* [Short problem]: Write out the entries verbatim and leave the images out of the copy.

--- START OF Provided records ---

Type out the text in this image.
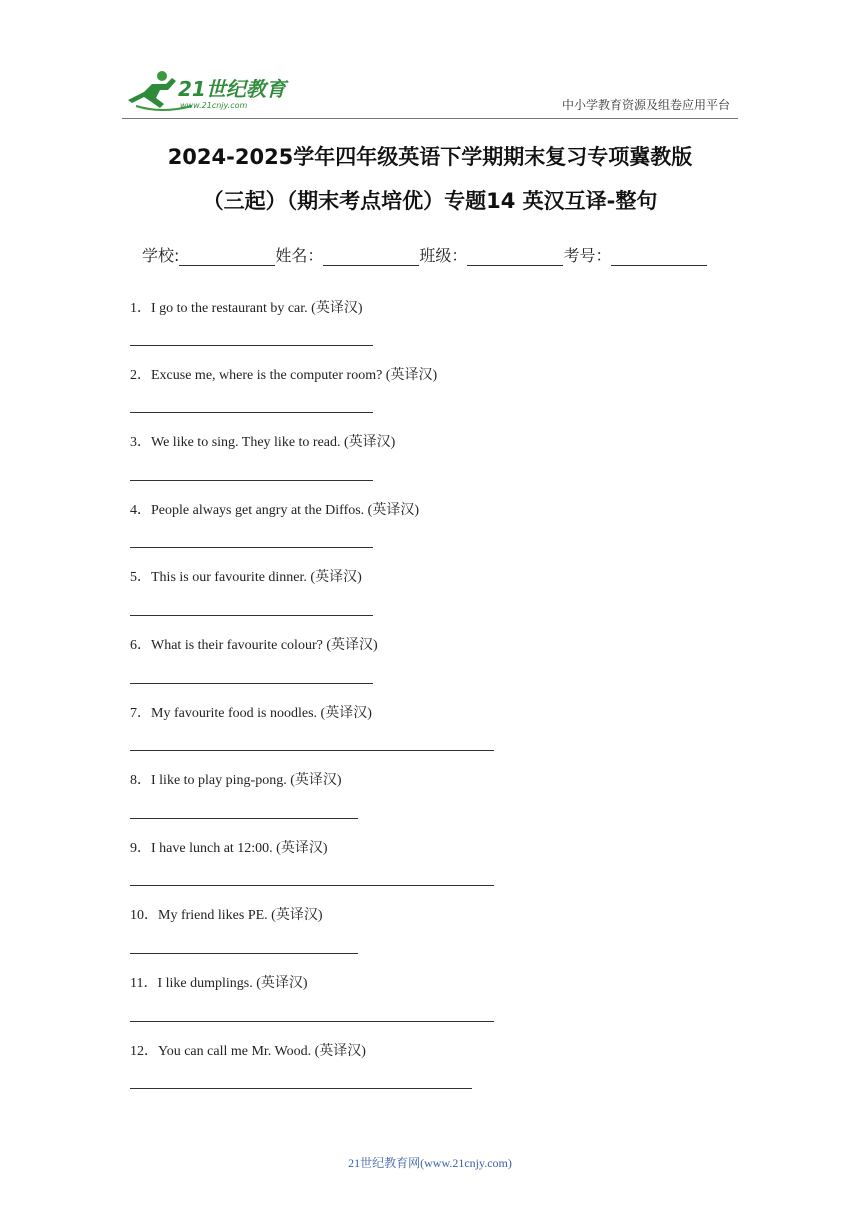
21世纪教育
www.21cnjy.com	中小学教育资源及组卷应用平台
2024-2025学年四年级英语下学期期末复习专项冀教版
（三起）（期末考点培优）专题14 英汉互译-整句
学校:	姓名：	班级：	考号：
1．I go to the restaurant by car. (英译汉)
2．Excuse me, where is the computer room? (英译汉)
3．We like to sing. They like to read. (英译汉)
4．People always get angry at the Diffos. (英译汉)
5．This is our favourite dinner. (英译汉)
6．What is their favourite colour? (英译汉)
7．My favourite food is noodles. (英译汉)
8．I like to play ping-pong. (英译汉)
9．I have lunch at 12:00. (英译汉)
10．My friend likes PE. (英译汉)
11．I like dumplings. (英译汉)
12．You can call me Mr. Wood. (英译汉)
21世纪教育网(www.21cnjy.com)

--- END OF Provided records ---

* [Final result]:
Type out the text in this image.
21世纪教育
www.21cnjy.com	中小学教育资源及组卷应用平台
2024-2025学年四年级英语下学期期末复习专项冀教版
（三起）（期末考点培优）专题14 英汉互译-整句
学校:	姓名：	班级：	考号：
1．I go to the restaurant by car. (英译汉)
2．Excuse me, where is the computer room? (英译汉)
3．We like to sing. They like to read. (英译汉)
4．People always get angry at the Diffos. (英译汉)
5．This is our favourite dinner. (英译汉)
6．What is their favourite colour? (英译汉)
7．My favourite food is noodles. (英译汉)
8．I like to play ping-pong. (英译汉)
9．I have lunch at 12:00. (英译汉)
10．My friend likes PE. (英译汉)
11．I like dumplings. (英译汉)
12．You can call me Mr. Wood. (英译汉)
21世纪教育网(www.21cnjy.com)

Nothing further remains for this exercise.